# Saved entries

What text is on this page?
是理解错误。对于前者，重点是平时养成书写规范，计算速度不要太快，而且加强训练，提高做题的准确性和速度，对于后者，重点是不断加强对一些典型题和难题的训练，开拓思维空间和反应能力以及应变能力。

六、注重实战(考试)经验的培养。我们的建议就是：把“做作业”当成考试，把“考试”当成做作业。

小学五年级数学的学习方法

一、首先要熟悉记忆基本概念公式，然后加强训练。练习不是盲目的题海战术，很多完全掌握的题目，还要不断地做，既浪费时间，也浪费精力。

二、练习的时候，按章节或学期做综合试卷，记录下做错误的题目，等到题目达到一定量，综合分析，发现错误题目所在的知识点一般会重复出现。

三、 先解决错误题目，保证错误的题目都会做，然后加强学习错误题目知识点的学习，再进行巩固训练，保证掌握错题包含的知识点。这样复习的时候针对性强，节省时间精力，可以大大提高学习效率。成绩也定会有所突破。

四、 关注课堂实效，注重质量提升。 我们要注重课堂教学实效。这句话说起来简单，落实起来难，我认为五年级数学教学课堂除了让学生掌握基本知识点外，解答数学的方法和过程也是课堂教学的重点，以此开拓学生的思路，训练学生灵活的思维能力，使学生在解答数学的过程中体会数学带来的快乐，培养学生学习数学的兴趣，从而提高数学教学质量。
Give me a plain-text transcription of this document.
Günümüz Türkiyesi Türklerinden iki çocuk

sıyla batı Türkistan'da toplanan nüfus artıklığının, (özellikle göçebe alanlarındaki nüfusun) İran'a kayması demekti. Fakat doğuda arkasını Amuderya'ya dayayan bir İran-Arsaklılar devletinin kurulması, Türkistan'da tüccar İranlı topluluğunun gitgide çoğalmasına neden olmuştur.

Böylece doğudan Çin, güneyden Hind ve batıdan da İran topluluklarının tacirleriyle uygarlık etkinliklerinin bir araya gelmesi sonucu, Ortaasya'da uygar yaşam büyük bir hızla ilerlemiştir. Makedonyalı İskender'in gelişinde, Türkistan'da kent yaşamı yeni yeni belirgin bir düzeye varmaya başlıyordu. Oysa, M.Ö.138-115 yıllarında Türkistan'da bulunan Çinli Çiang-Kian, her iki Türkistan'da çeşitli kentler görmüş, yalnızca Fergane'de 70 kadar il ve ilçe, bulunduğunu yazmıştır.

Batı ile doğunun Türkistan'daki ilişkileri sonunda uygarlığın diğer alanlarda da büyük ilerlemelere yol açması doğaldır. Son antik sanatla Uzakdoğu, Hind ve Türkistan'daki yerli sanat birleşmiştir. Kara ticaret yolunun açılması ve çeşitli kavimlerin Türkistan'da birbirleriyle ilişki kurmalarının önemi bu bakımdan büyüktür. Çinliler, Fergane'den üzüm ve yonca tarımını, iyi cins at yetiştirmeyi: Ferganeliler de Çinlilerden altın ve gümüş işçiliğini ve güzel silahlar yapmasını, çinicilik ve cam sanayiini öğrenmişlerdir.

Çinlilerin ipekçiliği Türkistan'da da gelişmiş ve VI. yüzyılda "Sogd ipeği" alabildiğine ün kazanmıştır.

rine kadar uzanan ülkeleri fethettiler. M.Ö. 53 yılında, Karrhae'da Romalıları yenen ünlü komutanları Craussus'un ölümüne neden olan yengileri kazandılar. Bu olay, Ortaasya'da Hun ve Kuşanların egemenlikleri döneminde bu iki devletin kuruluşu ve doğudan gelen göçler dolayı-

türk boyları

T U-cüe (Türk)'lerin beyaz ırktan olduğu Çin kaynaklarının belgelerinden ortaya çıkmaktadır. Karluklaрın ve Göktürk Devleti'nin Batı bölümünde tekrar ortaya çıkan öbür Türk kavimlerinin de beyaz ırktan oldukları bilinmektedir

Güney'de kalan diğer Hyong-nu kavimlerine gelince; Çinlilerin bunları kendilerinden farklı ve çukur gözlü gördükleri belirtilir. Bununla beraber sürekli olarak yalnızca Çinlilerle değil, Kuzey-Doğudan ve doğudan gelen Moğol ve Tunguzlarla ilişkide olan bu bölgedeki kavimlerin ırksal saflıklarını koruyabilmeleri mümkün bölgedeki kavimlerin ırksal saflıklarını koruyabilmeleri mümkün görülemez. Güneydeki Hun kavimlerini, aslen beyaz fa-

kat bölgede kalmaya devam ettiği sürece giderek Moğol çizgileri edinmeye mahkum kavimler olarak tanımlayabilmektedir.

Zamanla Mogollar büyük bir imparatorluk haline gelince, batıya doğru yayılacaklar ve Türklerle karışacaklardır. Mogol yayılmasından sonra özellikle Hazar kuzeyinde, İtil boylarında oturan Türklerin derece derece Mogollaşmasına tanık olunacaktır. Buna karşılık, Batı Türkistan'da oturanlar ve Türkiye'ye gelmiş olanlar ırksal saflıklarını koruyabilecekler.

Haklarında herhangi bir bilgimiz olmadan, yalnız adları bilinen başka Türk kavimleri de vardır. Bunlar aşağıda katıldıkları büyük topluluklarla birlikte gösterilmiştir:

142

# Task brief
Copy out each line of the data where the string "Çinlilerin" appears.

# Result of the exercise
Çinlilerin ipekçiliği Türkistan'da da gelişmiş ve VI. yüzyılda "Sogd ipeği" alabildiğine ün kazanmıştır.
Güney'de kalan diğer Hyong-nu kavimlerine gelince; Çinlilerin bunları kendilerinden farklı ve çukur gözlü gördükleri belirtilir. Bununla beraber sürekli olarak yalnızca Çinlilerle değil, Kuzey-Doğudan ve doğudan gelen Moğol ve Tunguzlarla ilişkide olan bu bölgedeki kavimlerin ırksal saflıklarını koruyabilmeleri mümkün bölgedeki kavimlerin ırksal saflıklarını koruyabilmeleri mümkün görülemez. Güneydeki Hun kavimlerini, aslen beyaz fa-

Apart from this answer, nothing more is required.